■ Exercise objective
How many lines of the data include the string "this"? State the number and nothing else.
· · · · · · ·
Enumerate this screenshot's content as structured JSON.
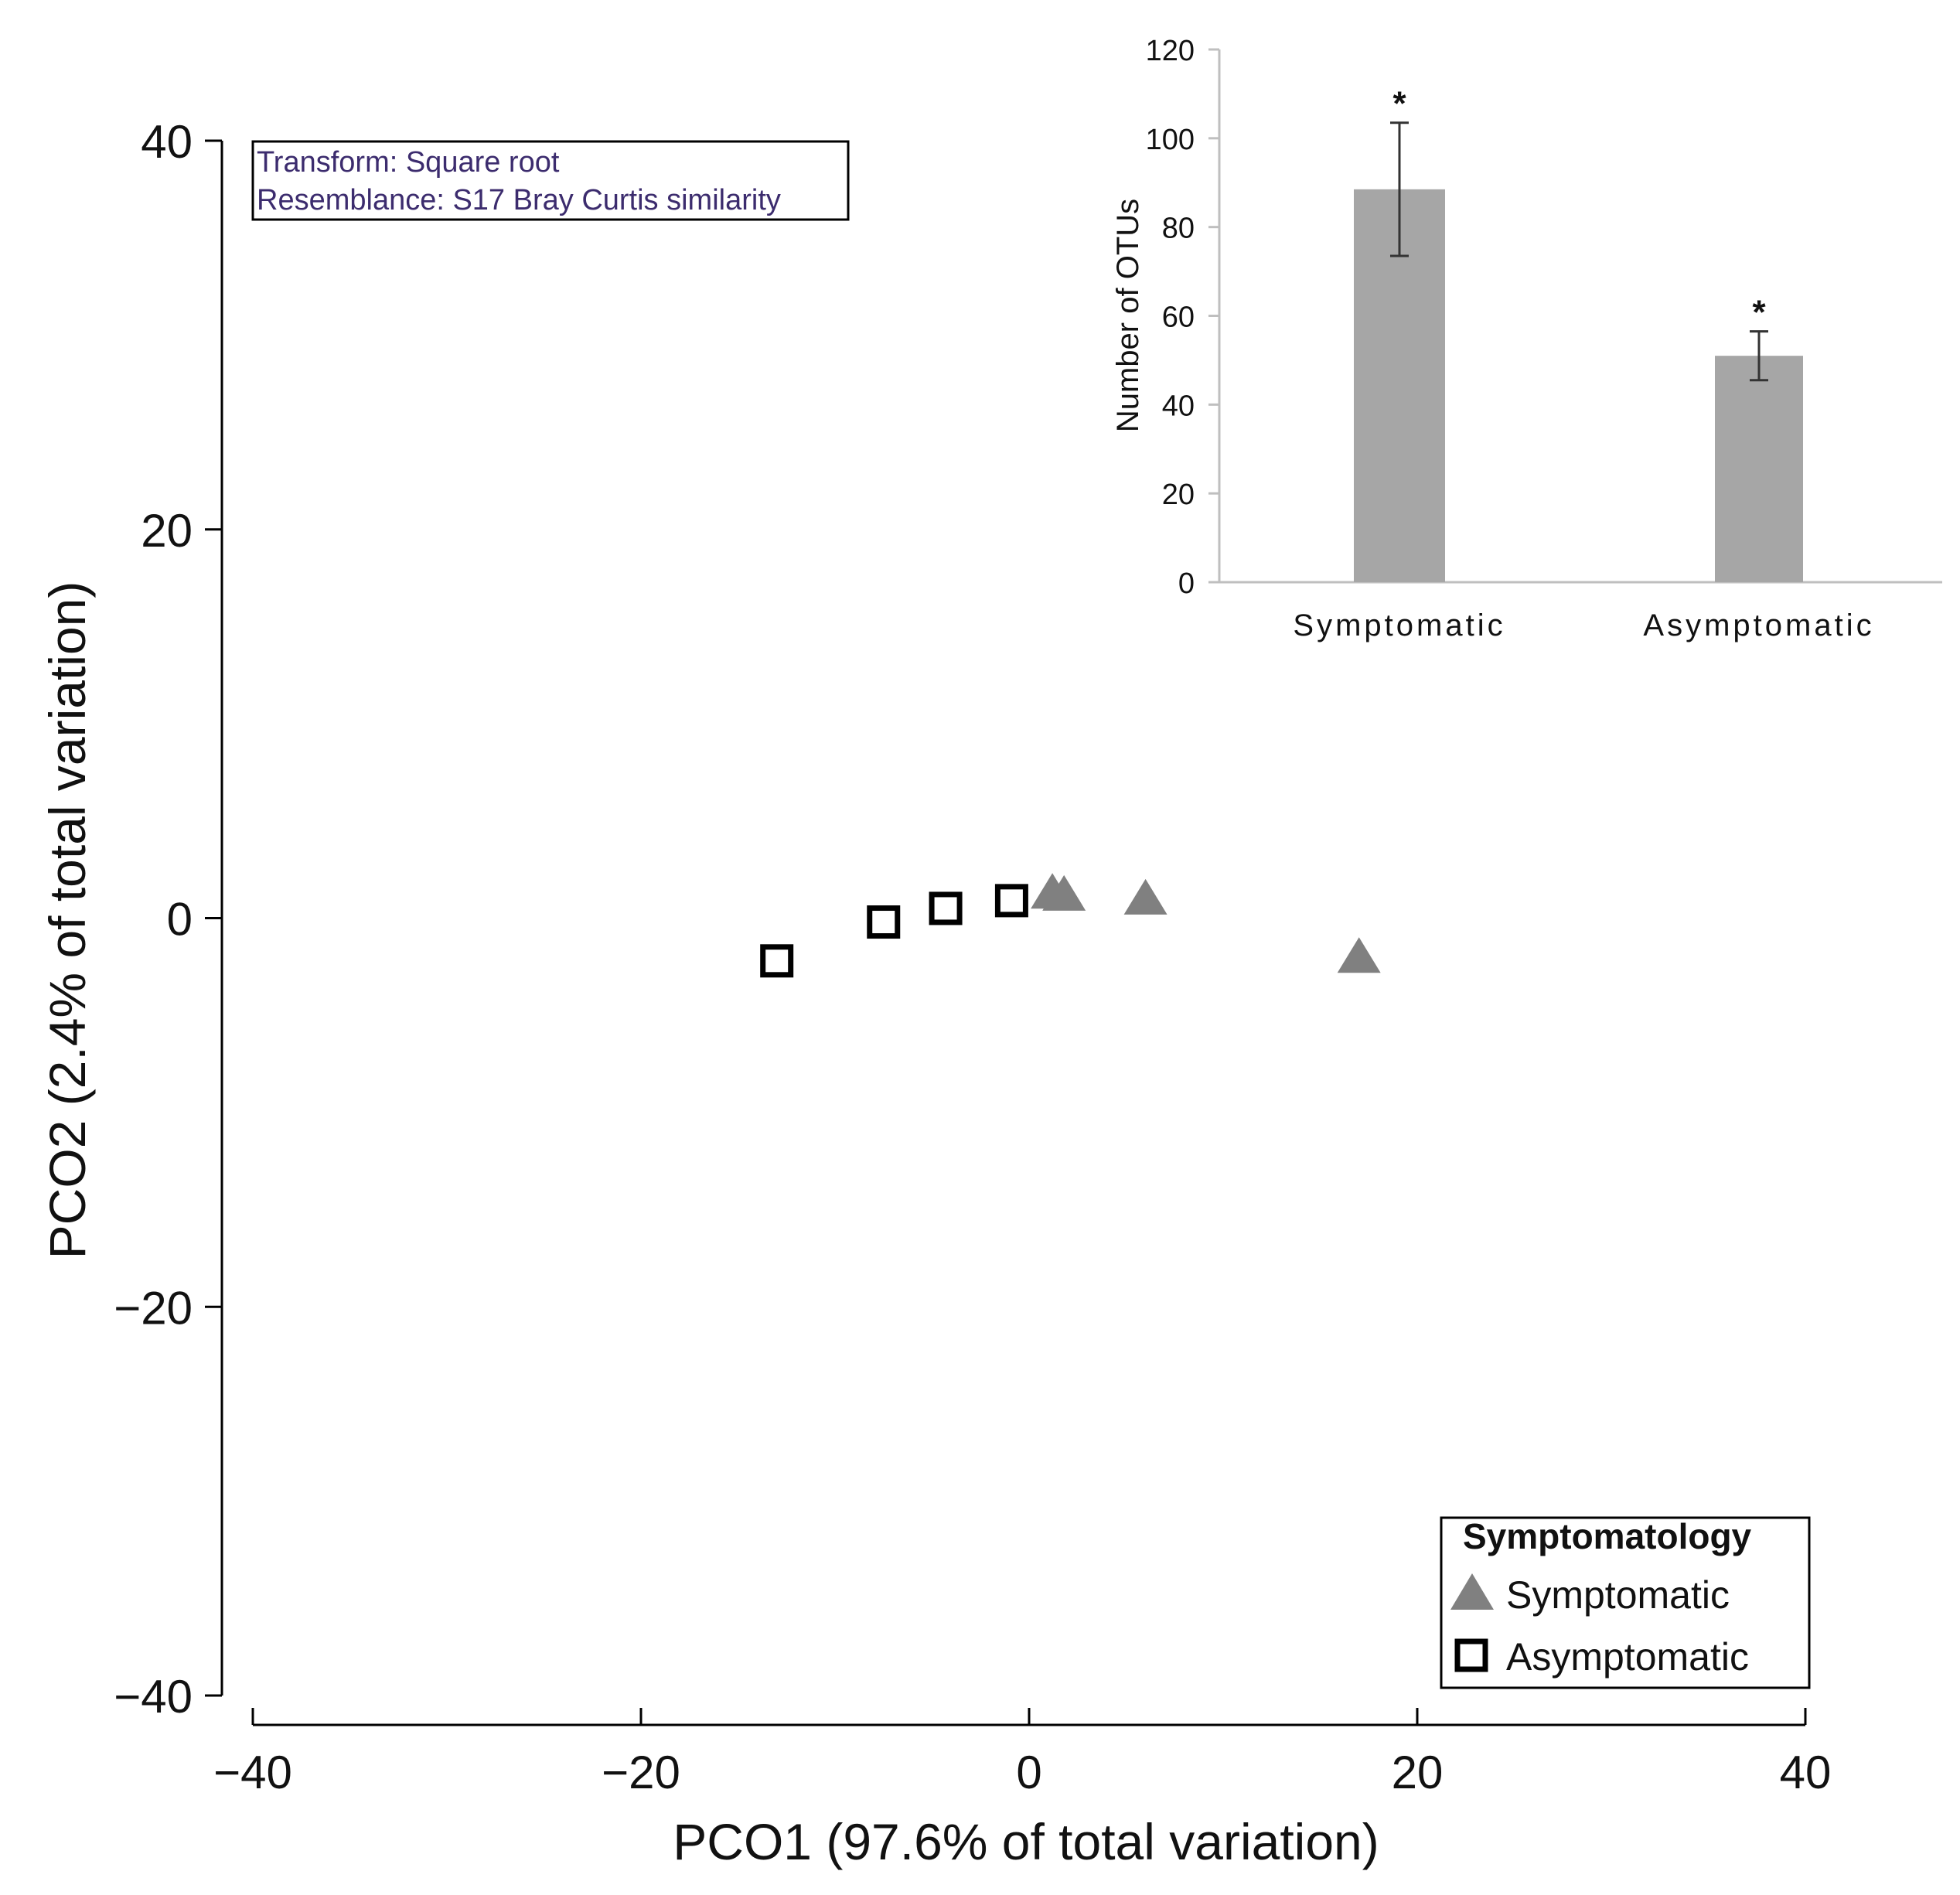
{
  "chart_data": [
    {
      "type": "scatter",
      "title": "",
      "xlabel": "PCO1 (97.6% of total variation)",
      "ylabel": "PCO2 (2.4% of total variation)",
      "xlim": [
        -40,
        40
      ],
      "ylim": [
        -40,
        40
      ],
      "x_ticks": [
        -40,
        -20,
        0,
        20,
        40
      ],
      "y_ticks": [
        40,
        20,
        0,
        -20,
        -40
      ],
      "x_tick_labels": [
        "−40",
        "−20",
        "0",
        "20",
        "40"
      ],
      "y_tick_labels": [
        "40",
        "20",
        "0",
        "−20",
        "−40"
      ],
      "grid": false,
      "annotation": {
        "line1": "Transform: Square root",
        "line2": "Resemblance: S17 Bray Curtis similarity"
      },
      "legend": {
        "title": "Symptomatology",
        "position": "bottom-right",
        "entries": [
          "Symptomatic",
          "Asymptomatic"
        ]
      },
      "series": [
        {
          "name": "Symptomatic",
          "marker": "triangle",
          "color": "#808080",
          "points": [
            {
              "x": 1.2,
              "y": 1.4
            },
            {
              "x": 1.8,
              "y": 1.3
            },
            {
              "x": 6.0,
              "y": 1.1
            },
            {
              "x": 17.0,
              "y": -1.9
            }
          ]
        },
        {
          "name": "Asymptomatic",
          "marker": "open-square",
          "color": "#000000",
          "points": [
            {
              "x": -13.0,
              "y": -2.2
            },
            {
              "x": -7.5,
              "y": -0.2
            },
            {
              "x": -4.3,
              "y": 0.5
            },
            {
              "x": -0.9,
              "y": 0.9
            }
          ]
        }
      ]
    },
    {
      "type": "bar",
      "title": "",
      "xlabel": "",
      "ylabel": "Number of OTUs",
      "ylim": [
        0,
        120
      ],
      "y_ticks": [
        0,
        20,
        40,
        60,
        80,
        100,
        120
      ],
      "y_tick_labels": [
        "0",
        "20",
        "40",
        "60",
        "80",
        "100",
        "120"
      ],
      "categories": [
        "Symptomatic",
        "Asymptomatic"
      ],
      "values": [
        88.5,
        51
      ],
      "error": [
        15,
        5.5
      ],
      "significance": [
        "*",
        "*"
      ],
      "bar_color": "#a6a6a6",
      "grid": false
    }
  ]
}
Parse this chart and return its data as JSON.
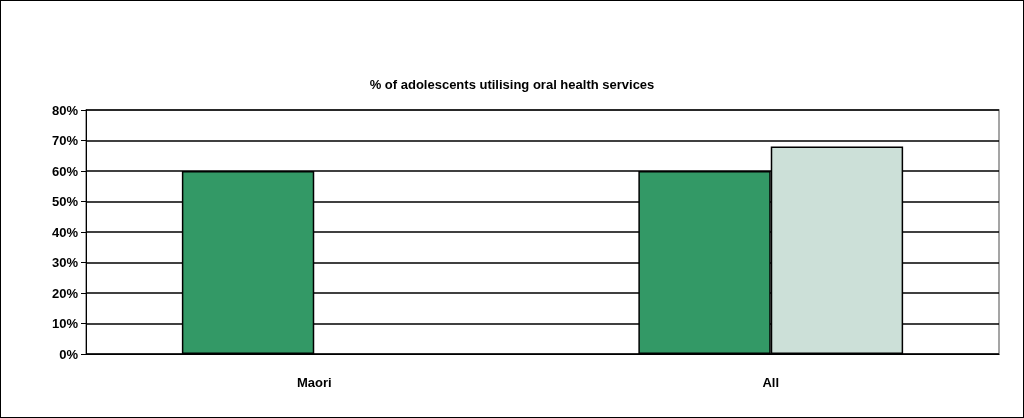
· · · · · · ·
■ The answer
2